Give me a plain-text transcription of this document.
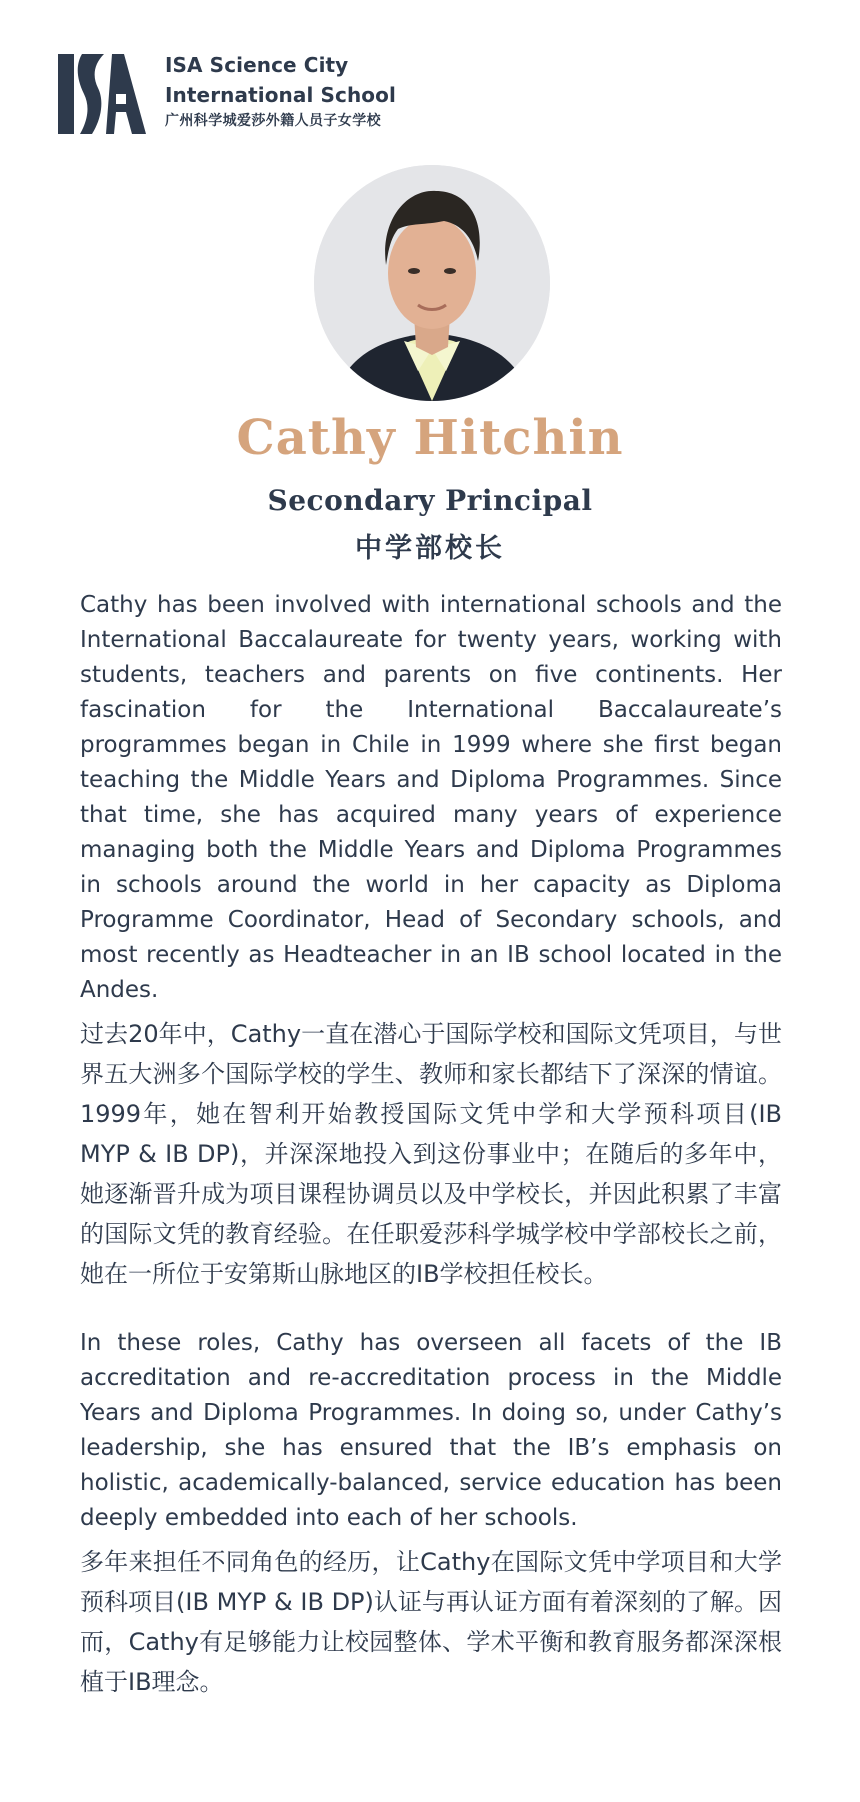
ISA Science City
International School
广州科学城爱莎外籍人员子女学校
Cathy Hitchin
Secondary Principal
中学部校长

Cathy has been involved with international schools and the International Baccalaureate for twenty years, working with students, teachers and parents on five continents. Her fascination for the International Baccalaureate’s programmes began in Chile in 1999 where she first began teaching the Middle Years and Diploma Programmes. Since that time, she has acquired many years of experience managing both the Middle Years and Diploma Programmes in schools around the world in her capacity as Diploma Programme Coordinator, Head of Secondary schools, and most recently as Headteacher in an IB school located in the Andes.

过去20年中，Cathy一直在潜心于国际学校和国际文凭项目，与世界五大洲多个国际学校的学生、教师和家长都结下了深深的情谊。1999年，她在智利开始教授国际文凭中学和大学预科项目(IB MYP & IB DP)，并深深地投入到这份事业中；在随后的多年中，她逐渐晋升成为项目课程协调员以及中学校长，并因此积累了丰富的国际文凭的教育经验。在任职爱莎科学城学校中学部校长之前，她在一所位于安第斯山脉地区的IB学校担任校长。

In these roles, Cathy has overseen all facets of the IB accreditation and re-accreditation process in the Middle Years and Diploma Programmes. In doing so, under Cathy’s leadership, she has ensured that the IB’s emphasis on holistic, academically-balanced, service education has been deeply embedded into each of her schools.

多年来担任不同角色的经历，让Cathy在国际文凭中学项目和大学预科项目(IB MYP & IB DP)认证与再认证方面有着深刻的了解。因而，Cathy有足够能力让校园整体、学术平衡和教育服务都深深根植于IB理念。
++++
§ **AIM**
Without the pictures, print the records in full, exactly as they appear.

§ **WRITTEN SOLUTION**
Give me a plain-text transcription of this document.
ISA Science City
International School
广州科学城爱莎外籍人员子女学校
Cathy Hitchin
Secondary Principal
中学部校长

Cathy has been involved with international schools and the International Baccalaureate for twenty years, working with students, teachers and parents on five continents. Her fascination for the International Baccalaureate’s programmes began in Chile in 1999 where she first began teaching the Middle Years and Diploma Programmes. Since that time, she has acquired many years of experience managing both the Middle Years and Diploma Programmes in schools around the world in her capacity as Diploma Programme Coordinator, Head of Secondary schools, and most recently as Headteacher in an IB school located in the Andes.

过去20年中，Cathy一直在潜心于国际学校和国际文凭项目，与世界五大洲多个国际学校的学生、教师和家长都结下了深深的情谊。1999年，她在智利开始教授国际文凭中学和大学预科项目(IB MYP & IB DP)，并深深地投入到这份事业中；在随后的多年中，她逐渐晋升成为项目课程协调员以及中学校长，并因此积累了丰富的国际文凭的教育经验。在任职爱莎科学城学校中学部校长之前，她在一所位于安第斯山脉地区的IB学校担任校长。

In these roles, Cathy has overseen all facets of the IB accreditation and re-accreditation process in the Middle Years and Diploma Programmes. In doing so, under Cathy’s leadership, she has ensured that the IB’s emphasis on holistic, academically-balanced, service education has been deeply embedded into each of her schools.

多年来担任不同角色的经历，让Cathy在国际文凭中学项目和大学预科项目(IB MYP & IB DP)认证与再认证方面有着深刻的了解。因而，Cathy有足够能力让校园整体、学术平衡和教育服务都深深根植于IB理念。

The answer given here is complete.